*WHAT YOU ARE ASKED TO DO*
What follows is a block of records; restate each one word for word.

*DATA LINES*
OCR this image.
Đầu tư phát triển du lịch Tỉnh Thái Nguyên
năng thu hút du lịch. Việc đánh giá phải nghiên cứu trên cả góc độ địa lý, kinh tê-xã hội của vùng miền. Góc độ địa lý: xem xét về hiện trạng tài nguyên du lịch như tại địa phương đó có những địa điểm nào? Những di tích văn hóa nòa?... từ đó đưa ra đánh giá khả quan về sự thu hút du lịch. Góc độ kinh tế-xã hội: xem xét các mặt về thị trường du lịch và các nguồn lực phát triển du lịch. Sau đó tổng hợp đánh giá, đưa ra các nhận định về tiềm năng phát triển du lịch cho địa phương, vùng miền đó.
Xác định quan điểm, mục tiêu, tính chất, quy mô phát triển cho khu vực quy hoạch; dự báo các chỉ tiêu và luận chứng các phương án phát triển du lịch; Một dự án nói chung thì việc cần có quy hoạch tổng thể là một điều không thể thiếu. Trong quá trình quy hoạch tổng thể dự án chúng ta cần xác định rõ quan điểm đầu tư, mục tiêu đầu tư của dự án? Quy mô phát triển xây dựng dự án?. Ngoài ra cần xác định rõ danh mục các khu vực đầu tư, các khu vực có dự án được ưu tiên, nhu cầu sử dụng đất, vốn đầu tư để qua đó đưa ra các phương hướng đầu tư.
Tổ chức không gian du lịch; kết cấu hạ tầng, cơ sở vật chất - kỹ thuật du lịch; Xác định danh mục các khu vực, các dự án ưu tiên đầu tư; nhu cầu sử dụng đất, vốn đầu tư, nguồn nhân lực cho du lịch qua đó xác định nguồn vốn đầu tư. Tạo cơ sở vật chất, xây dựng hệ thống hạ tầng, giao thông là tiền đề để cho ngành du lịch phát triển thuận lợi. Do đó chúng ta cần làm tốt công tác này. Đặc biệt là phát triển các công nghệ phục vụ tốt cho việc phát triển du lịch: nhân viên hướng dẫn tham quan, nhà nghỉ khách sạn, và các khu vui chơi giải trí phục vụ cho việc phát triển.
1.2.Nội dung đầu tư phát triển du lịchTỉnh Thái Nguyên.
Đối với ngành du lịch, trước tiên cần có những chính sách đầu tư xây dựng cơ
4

*WRITTEN SOLUTION*
OCR this image.
Đầu tư phát triển du lịch Tỉnh Thái Nguyên
năng thu hút du lịch. Việc đánh giá phải nghiên cứu trên cả góc độ địa lý, kinh tê-xã hội của vùng miền. Góc độ địa lý: xem xét về hiện trạng tài nguyên du lịch như tại địa phương đó có những địa điểm nào? Những di tích văn hóa nòa?... từ đó đưa ra đánh giá khả quan về sự thu hút du lịch. Góc độ kinh tế-xã hội: xem xét các mặt về thị trường du lịch và các nguồn lực phát triển du lịch. Sau đó tổng hợp đánh giá, đưa ra các nhận định về tiềm năng phát triển du lịch cho địa phương, vùng miền đó.
Xác định quan điểm, mục tiêu, tính chất, quy mô phát triển cho khu vực quy hoạch; dự báo các chỉ tiêu và luận chứng các phương án phát triển du lịch; Một dự án nói chung thì việc cần có quy hoạch tổng thể là một điều không thể thiếu. Trong quá trình quy hoạch tổng thể dự án chúng ta cần xác định rõ quan điểm đầu tư, mục tiêu đầu tư của dự án? Quy mô phát triển xây dựng dự án?. Ngoài ra cần xác định rõ danh mục các khu vực đầu tư, các khu vực có dự án được ưu tiên, nhu cầu sử dụng đất, vốn đầu tư để qua đó đưa ra các phương hướng đầu tư.
Tổ chức không gian du lịch; kết cấu hạ tầng, cơ sở vật chất - kỹ thuật du lịch; Xác định danh mục các khu vực, các dự án ưu tiên đầu tư; nhu cầu sử dụng đất, vốn đầu tư, nguồn nhân lực cho du lịch qua đó xác định nguồn vốn đầu tư. Tạo cơ sở vật chất, xây dựng hệ thống hạ tầng, giao thông là tiền đề để cho ngành du lịch phát triển thuận lợi. Do đó chúng ta cần làm tốt công tác này. Đặc biệt là phát triển các công nghệ phục vụ tốt cho việc phát triển du lịch: nhân viên hướng dẫn tham quan, nhà nghỉ khách sạn, và các khu vui chơi giải trí phục vụ cho việc phát triển.
1.2.Nội dung đầu tư phát triển du lịchTỉnh Thái Nguyên.
Đối với ngành du lịch, trước tiên cần có những chính sách đầu tư xây dựng cơ
4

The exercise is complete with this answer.